Geben Sie aus dem Text über Salonen den Abschnitt wortgetreu wieder, der mit den Worten „Salonen ist aktueller“ einsetzt und mit „eine coole Sau.“ schließt.

BEREITGESTELLTER AUSZUG

════════

Salonen ist aktueller Endorser (das entspricht in etwa einem Testimonial, also bekanntem Werbeträger) bei Apple. Die aufwendig gestaltete Online-Geschichte zeigt, wie Pekka das iPad bei seiner täglichen Arbeit nutzt. Das ist hübsch anzusehen, aber eigentlich nicht wichtig. Wichtiger ist: Pekka ist eine coole Sau.
Vor dem Konzert, bei dem auf jedes Orchestermitglied ungefähr ein Zuschauer kommt, sehr ausgeglichene Angelegenheit, plaudert Pekka über sein Leben, die Musik, Technik und die sogenannte Hochkultur. Dabei sagt Pekka ganz bemerkenswerte Dinge. Wenn er über diesen besonderen Moment inmitten einer Symphonie spricht, den Moment, in dem alles passt - auf dem Dancefloor würde man sagen Peak Time - dann ist das für ihn „Hardcore“. Die Klassik-Szene empfindet er als arrogant. So arrogant, dass sie es fast geschafft hätte, sich selbst obsolet zu machen. Zu sehr schmorend im eigenen Saft. Wen man sich gegenseitig immer wieder auf die Schulter klopft, dann verliert man den Bezug zur Realität. Sein Orchester kommt kurze Zeit später in Jeans und Turnschuhen auf die Bühne.

════════

ZU PRÜFENDE DATEN
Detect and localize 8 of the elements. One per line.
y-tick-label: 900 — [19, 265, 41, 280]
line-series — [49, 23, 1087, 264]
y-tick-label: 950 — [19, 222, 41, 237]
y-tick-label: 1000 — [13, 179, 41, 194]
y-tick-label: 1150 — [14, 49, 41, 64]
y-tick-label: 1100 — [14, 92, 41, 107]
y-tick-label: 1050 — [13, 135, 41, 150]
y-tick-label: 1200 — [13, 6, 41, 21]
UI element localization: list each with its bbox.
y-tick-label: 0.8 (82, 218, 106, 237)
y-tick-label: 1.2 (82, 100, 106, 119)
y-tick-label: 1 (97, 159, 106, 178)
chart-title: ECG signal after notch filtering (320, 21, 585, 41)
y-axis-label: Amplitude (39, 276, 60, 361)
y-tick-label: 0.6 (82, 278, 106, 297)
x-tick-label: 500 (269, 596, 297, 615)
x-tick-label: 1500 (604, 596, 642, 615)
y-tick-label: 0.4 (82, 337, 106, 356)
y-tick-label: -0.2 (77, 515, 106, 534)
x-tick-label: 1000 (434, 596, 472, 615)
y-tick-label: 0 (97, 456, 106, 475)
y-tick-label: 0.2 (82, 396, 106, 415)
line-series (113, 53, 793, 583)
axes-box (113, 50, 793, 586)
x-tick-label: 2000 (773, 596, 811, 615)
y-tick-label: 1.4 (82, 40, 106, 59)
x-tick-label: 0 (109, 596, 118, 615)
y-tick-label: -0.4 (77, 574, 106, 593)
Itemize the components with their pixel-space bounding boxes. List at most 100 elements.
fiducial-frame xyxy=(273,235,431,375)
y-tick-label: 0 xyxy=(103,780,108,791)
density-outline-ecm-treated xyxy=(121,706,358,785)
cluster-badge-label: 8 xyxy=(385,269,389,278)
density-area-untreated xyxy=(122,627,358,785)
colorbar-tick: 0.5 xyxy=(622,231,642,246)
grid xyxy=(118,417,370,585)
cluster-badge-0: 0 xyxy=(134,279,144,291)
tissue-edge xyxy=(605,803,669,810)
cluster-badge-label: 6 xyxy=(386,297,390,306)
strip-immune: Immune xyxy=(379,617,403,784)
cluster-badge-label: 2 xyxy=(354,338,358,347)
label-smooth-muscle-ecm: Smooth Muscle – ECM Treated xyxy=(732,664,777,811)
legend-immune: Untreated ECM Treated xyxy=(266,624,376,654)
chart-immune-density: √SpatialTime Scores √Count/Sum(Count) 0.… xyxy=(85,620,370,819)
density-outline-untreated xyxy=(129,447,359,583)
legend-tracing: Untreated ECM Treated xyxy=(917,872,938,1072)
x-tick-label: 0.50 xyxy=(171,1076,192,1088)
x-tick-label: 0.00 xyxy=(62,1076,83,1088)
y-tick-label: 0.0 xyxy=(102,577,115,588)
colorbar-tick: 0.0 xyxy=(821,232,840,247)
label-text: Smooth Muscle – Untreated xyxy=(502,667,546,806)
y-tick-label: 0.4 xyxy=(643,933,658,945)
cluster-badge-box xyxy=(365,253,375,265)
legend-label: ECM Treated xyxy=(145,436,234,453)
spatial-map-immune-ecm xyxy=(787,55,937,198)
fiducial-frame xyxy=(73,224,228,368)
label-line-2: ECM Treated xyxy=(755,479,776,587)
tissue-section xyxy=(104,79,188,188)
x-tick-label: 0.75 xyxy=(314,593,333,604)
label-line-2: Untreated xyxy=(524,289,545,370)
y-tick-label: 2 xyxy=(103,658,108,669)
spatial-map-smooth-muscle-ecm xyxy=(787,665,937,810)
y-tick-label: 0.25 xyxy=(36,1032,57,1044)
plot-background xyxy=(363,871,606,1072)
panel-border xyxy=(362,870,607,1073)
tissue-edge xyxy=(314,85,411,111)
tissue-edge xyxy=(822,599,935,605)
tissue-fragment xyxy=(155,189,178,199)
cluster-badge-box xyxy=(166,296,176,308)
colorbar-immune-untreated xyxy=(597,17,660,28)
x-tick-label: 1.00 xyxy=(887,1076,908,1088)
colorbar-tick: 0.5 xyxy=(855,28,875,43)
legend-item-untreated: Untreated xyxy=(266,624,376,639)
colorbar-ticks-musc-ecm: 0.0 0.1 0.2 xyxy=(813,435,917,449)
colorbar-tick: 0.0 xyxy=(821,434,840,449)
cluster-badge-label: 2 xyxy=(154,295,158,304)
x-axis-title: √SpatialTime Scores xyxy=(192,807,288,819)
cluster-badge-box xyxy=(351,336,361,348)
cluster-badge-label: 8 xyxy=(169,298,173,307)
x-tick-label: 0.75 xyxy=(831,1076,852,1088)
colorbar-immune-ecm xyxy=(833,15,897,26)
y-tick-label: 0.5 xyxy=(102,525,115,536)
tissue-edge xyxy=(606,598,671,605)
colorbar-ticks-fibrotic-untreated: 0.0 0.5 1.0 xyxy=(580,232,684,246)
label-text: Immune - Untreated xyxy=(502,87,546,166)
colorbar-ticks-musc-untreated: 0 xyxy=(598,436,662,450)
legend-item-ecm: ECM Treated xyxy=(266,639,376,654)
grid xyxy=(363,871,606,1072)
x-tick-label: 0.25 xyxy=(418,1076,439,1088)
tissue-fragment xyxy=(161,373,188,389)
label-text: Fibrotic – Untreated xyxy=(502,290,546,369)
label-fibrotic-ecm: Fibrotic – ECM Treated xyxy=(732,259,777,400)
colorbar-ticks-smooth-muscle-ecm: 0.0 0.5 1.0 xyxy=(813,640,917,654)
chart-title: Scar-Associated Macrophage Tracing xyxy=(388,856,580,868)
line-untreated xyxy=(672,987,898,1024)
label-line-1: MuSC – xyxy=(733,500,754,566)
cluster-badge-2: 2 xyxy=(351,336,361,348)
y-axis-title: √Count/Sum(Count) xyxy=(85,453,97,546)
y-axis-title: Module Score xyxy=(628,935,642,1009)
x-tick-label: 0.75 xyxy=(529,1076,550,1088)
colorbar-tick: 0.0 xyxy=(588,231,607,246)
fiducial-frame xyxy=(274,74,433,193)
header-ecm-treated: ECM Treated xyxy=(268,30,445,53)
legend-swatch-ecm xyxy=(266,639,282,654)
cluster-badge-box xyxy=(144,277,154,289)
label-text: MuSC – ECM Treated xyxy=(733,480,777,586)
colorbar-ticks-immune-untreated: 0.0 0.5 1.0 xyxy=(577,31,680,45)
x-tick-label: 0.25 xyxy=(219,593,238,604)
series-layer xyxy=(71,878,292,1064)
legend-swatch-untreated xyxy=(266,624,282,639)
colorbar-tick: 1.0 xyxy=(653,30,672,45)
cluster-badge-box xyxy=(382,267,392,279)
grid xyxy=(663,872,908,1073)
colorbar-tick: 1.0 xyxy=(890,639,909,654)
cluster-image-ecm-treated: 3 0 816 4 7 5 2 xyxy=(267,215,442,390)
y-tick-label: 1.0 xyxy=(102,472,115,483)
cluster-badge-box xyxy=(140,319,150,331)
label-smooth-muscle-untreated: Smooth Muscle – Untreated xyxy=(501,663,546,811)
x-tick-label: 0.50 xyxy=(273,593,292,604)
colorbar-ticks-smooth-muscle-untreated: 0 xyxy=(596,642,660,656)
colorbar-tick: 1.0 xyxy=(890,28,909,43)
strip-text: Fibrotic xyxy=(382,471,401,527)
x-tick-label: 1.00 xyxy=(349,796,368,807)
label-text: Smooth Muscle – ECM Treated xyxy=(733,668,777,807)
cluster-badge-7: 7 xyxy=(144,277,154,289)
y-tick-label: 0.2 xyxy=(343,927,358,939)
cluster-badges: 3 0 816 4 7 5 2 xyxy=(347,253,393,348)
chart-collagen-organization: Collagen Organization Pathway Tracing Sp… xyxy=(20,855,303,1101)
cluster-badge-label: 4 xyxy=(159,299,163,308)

════════

ANTWORTBEREICH
Salonen ist aktueller Endorser (das entspricht in etwa einem Testimonial, also bekanntem Werbeträger) bei Apple. Die aufwendig gestaltete Online-Geschichte zeigt, wie Pekka das iPad bei seiner täglichen Arbeit nutzt. Das ist hübsch anzusehen, aber eigentlich nicht wichtig. Wichtiger ist: Pekka ist eine coole Sau.